Pick out every line of the entries below where "amount" occurs, and copy those lines.
* START Listed records *
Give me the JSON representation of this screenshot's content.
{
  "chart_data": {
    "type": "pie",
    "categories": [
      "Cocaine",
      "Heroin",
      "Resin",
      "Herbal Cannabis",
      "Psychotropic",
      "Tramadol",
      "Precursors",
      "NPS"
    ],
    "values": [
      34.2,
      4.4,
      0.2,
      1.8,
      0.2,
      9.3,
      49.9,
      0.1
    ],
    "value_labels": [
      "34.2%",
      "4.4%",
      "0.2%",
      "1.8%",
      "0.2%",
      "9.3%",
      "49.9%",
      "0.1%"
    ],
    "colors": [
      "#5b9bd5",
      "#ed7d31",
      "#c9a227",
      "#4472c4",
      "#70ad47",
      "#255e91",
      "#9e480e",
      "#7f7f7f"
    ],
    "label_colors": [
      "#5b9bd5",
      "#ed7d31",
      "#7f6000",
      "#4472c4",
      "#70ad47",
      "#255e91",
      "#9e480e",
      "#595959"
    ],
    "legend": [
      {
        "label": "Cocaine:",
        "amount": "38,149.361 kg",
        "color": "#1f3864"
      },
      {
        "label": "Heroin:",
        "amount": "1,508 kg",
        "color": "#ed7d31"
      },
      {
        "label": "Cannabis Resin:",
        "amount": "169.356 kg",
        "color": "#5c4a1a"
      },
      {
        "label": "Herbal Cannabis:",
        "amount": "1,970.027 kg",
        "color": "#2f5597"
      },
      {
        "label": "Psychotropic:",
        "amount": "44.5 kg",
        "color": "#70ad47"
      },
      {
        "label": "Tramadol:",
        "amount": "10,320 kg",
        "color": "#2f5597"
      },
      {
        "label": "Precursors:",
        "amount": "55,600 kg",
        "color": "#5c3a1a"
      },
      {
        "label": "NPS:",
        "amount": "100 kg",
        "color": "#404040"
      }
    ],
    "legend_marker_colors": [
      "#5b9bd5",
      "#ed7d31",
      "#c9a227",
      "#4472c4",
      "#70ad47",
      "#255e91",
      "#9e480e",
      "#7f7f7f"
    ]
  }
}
* END Listed records *
- [Solution to the exercise]
        "amount": "38,149.361 kg",
        "amount": "1,508 kg",
        "amount": "169.356 kg",
        "amount": "1,970.027 kg",
        "amount": "44.5 kg",
        "amount": "10,320 kg",
        "amount": "55,600 kg",
        "amount": "100 kg",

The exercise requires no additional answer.